-------- Raw data

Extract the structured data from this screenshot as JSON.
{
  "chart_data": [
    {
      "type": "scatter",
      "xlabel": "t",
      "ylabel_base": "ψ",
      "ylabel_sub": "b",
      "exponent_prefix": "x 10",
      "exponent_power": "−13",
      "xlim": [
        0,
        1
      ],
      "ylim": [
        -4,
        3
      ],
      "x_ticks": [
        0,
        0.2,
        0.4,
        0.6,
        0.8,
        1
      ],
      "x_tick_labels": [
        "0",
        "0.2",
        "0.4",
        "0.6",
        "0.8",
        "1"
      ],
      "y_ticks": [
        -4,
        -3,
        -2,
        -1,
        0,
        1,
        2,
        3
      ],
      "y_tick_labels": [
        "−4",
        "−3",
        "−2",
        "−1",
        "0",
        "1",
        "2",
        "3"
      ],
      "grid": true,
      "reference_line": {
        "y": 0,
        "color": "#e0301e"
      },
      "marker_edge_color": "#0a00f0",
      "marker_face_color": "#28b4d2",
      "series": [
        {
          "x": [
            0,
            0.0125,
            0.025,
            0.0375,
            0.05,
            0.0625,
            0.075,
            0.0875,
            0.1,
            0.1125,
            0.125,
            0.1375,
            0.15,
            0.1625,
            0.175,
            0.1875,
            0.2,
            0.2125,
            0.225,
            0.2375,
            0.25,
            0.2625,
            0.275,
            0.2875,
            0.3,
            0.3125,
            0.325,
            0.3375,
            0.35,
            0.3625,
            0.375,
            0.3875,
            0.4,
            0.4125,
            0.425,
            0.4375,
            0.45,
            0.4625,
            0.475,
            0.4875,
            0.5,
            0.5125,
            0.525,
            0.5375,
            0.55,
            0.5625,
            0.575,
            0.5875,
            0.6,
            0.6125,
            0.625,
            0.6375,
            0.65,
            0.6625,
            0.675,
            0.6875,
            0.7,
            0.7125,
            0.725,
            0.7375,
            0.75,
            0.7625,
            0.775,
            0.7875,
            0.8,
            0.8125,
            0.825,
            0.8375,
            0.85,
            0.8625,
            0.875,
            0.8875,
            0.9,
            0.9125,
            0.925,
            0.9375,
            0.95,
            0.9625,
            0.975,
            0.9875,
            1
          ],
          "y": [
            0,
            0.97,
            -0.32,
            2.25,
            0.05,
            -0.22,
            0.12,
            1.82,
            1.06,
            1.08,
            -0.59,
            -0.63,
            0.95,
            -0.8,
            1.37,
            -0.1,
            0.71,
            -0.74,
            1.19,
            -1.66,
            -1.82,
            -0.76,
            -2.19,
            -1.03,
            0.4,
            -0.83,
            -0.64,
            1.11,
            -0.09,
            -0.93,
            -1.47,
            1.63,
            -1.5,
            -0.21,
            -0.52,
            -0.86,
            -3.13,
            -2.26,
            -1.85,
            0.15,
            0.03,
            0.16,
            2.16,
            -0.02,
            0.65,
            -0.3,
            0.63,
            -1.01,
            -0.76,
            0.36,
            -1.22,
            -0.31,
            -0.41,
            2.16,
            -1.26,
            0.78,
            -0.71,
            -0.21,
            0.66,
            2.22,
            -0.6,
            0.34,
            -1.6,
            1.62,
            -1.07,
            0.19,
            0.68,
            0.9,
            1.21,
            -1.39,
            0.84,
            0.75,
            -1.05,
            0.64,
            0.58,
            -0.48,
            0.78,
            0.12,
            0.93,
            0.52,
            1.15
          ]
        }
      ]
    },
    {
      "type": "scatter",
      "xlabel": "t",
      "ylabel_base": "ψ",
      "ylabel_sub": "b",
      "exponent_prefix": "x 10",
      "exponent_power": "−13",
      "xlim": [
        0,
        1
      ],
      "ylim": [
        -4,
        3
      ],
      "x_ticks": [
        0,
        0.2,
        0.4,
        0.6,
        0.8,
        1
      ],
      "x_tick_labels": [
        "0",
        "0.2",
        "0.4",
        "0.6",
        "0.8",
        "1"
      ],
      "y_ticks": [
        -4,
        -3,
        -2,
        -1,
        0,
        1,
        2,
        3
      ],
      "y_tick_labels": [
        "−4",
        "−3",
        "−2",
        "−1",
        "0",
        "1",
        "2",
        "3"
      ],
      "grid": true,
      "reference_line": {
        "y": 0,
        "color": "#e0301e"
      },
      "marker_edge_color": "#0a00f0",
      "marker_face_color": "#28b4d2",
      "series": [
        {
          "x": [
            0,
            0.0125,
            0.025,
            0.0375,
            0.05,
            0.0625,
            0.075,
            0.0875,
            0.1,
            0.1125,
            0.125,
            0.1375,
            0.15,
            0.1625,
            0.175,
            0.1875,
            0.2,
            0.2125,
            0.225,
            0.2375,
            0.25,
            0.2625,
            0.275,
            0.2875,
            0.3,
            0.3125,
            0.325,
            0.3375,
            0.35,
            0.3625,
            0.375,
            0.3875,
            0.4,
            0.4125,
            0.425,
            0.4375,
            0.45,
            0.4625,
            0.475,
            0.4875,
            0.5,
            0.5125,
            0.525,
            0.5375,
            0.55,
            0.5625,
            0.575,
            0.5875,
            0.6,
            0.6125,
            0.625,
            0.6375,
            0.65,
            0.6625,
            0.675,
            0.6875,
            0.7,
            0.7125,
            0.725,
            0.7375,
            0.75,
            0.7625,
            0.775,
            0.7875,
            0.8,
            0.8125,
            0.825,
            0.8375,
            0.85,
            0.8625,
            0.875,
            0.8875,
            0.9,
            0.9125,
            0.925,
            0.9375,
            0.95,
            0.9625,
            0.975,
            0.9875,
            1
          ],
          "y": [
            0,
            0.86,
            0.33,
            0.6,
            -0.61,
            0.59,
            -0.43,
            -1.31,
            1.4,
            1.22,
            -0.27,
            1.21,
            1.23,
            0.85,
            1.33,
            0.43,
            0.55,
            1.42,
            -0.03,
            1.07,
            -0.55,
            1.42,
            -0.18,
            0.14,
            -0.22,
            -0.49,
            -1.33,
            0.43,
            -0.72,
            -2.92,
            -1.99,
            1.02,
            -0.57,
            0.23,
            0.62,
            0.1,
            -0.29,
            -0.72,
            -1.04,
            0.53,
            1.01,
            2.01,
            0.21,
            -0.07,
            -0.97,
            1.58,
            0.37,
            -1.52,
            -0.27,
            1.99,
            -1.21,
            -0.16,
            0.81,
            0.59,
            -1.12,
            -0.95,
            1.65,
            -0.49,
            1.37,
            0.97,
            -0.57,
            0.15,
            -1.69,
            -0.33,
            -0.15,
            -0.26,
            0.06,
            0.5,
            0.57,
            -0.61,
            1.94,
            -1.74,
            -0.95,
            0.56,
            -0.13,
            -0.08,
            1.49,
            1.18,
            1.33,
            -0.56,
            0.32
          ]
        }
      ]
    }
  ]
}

----------------

Problem requirements: Transcribe the full listing above without leaving anything out.

Reply to the exercise:
Extract the structured data from this screenshot as JSON.
{
  "chart_data": [
    {
      "type": "scatter",
      "xlabel": "t",
      "ylabel_base": "ψ",
      "ylabel_sub": "b",
      "exponent_prefix": "x 10",
      "exponent_power": "−13",
      "xlim": [
        0,
        1
      ],
      "ylim": [
        -4,
        3
      ],
      "x_ticks": [
        0,
        0.2,
        0.4,
        0.6,
        0.8,
        1
      ],
      "x_tick_labels": [
        "0",
        "0.2",
        "0.4",
        "0.6",
        "0.8",
        "1"
      ],
      "y_ticks": [
        -4,
        -3,
        -2,
        -1,
        0,
        1,
        2,
        3
      ],
      "y_tick_labels": [
        "−4",
        "−3",
        "−2",
        "−1",
        "0",
        "1",
        "2",
        "3"
      ],
      "grid": true,
      "reference_line": {
        "y": 0,
        "color": "#e0301e"
      },
      "marker_edge_color": "#0a00f0",
      "marker_face_color": "#28b4d2",
      "series": [
        {
          "x": [
            0,
            0.0125,
            0.025,
            0.0375,
            0.05,
            0.0625,
            0.075,
            0.0875,
            0.1,
            0.1125,
            0.125,
            0.1375,
            0.15,
            0.1625,
            0.175,
            0.1875,
            0.2,
            0.2125,
            0.225,
            0.2375,
            0.25,
            0.2625,
            0.275,
            0.2875,
            0.3,
            0.3125,
            0.325,
            0.3375,
            0.35,
            0.3625,
            0.375,
            0.3875,
            0.4,
            0.4125,
            0.425,
            0.4375,
            0.45,
            0.4625,
            0.475,
            0.4875,
            0.5,
            0.5125,
            0.525,
            0.5375,
            0.55,
            0.5625,
            0.575,
            0.5875,
            0.6,
            0.6125,
            0.625,
            0.6375,
            0.65,
            0.6625,
            0.675,
            0.6875,
            0.7,
            0.7125,
            0.725,
            0.7375,
            0.75,
            0.7625,
            0.775,
            0.7875,
            0.8,
            0.8125,
            0.825,
            0.8375,
            0.85,
            0.8625,
            0.875,
            0.8875,
            0.9,
            0.9125,
            0.925,
            0.9375,
            0.95,
            0.9625,
            0.975,
            0.9875,
            1
          ],
          "y": [
            0,
            0.97,
            -0.32,
            2.25,
            0.05,
            -0.22,
            0.12,
            1.82,
            1.06,
            1.08,
            -0.59,
            -0.63,
            0.95,
            -0.8,
            1.37,
            -0.1,
            0.71,
            -0.74,
            1.19,
            -1.66,
            -1.82,
            -0.76,
            -2.19,
            -1.03,
            0.4,
            -0.83,
            -0.64,
            1.11,
            -0.09,
            -0.93,
            -1.47,
            1.63,
            -1.5,
            -0.21,
            -0.52,
            -0.86,
            -3.13,
            -2.26,
            -1.85,
            0.15,
            0.03,
            0.16,
            2.16,
            -0.02,
            0.65,
            -0.3,
            0.63,
            -1.01,
            -0.76,
            0.36,
            -1.22,
            -0.31,
            -0.41,
            2.16,
            -1.26,
            0.78,
            -0.71,
            -0.21,
            0.66,
            2.22,
            -0.6,
            0.34,
            -1.6,
            1.62,
            -1.07,
            0.19,
            0.68,
            0.9,
            1.21,
            -1.39,
            0.84,
            0.75,
            -1.05,
            0.64,
            0.58,
            -0.48,
            0.78,
            0.12,
            0.93,
            0.52,
            1.15
          ]
        }
      ]
    },
    {
      "type": "scatter",
      "xlabel": "t",
      "ylabel_base": "ψ",
      "ylabel_sub": "b",
      "exponent_prefix": "x 10",
      "exponent_power": "−13",
      "xlim": [
        0,
        1
      ],
      "ylim": [
        -4,
        3
      ],
      "x_ticks": [
        0,
        0.2,
        0.4,
        0.6,
        0.8,
        1
      ],
      "x_tick_labels": [
        "0",
        "0.2",
        "0.4",
        "0.6",
        "0.8",
        "1"
      ],
      "y_ticks": [
        -4,
        -3,
        -2,
        -1,
        0,
        1,
        2,
        3
      ],
      "y_tick_labels": [
        "−4",
        "−3",
        "−2",
        "−1",
        "0",
        "1",
        "2",
        "3"
      ],
      "grid": true,
      "reference_line": {
        "y": 0,
        "color": "#e0301e"
      },
      "marker_edge_color": "#0a00f0",
      "marker_face_color": "#28b4d2",
      "series": [
        {
          "x": [
            0,
            0.0125,
            0.025,
            0.0375,
            0.05,
            0.0625,
            0.075,
            0.0875,
            0.1,
            0.1125,
            0.125,
            0.1375,
            0.15,
            0.1625,
            0.175,
            0.1875,
            0.2,
            0.2125,
            0.225,
            0.2375,
            0.25,
            0.2625,
            0.275,
            0.2875,
            0.3,
            0.3125,
            0.325,
            0.3375,
            0.35,
            0.3625,
            0.375,
            0.3875,
            0.4,
            0.4125,
            0.425,
            0.4375,
            0.45,
            0.4625,
            0.475,
            0.4875,
            0.5,
            0.5125,
            0.525,
            0.5375,
            0.55,
            0.5625,
            0.575,
            0.5875,
            0.6,
            0.6125,
            0.625,
            0.6375,
            0.65,
            0.6625,
            0.675,
            0.6875,
            0.7,
            0.7125,
            0.725,
            0.7375,
            0.75,
            0.7625,
            0.775,
            0.7875,
            0.8,
            0.8125,
            0.825,
            0.8375,
            0.85,
            0.8625,
            0.875,
            0.8875,
            0.9,
            0.9125,
            0.925,
            0.9375,
            0.95,
            0.9625,
            0.975,
            0.9875,
            1
          ],
          "y": [
            0,
            0.86,
            0.33,
            0.6,
            -0.61,
            0.59,
            -0.43,
            -1.31,
            1.4,
            1.22,
            -0.27,
            1.21,
            1.23,
            0.85,
            1.33,
            0.43,
            0.55,
            1.42,
            -0.03,
            1.07,
            -0.55,
            1.42,
            -0.18,
            0.14,
            -0.22,
            -0.49,
            -1.33,
            0.43,
            -0.72,
            -2.92,
            -1.99,
            1.02,
            -0.57,
            0.23,
            0.62,
            0.1,
            -0.29,
            -0.72,
            -1.04,
            0.53,
            1.01,
            2.01,
            0.21,
            -0.07,
            -0.97,
            1.58,
            0.37,
            -1.52,
            -0.27,
            1.99,
            -1.21,
            -0.16,
            0.81,
            0.59,
            -1.12,
            -0.95,
            1.65,
            -0.49,
            1.37,
            0.97,
            -0.57,
            0.15,
            -1.69,
            -0.33,
            -0.15,
            -0.26,
            0.06,
            0.5,
            0.57,
            -0.61,
            1.94,
            -1.74,
            -0.95,
            0.56,
            -0.13,
            -0.08,
            1.49,
            1.18,
            1.33,
            -0.56,
            0.32
          ]
        }
      ]
    }
  ]
}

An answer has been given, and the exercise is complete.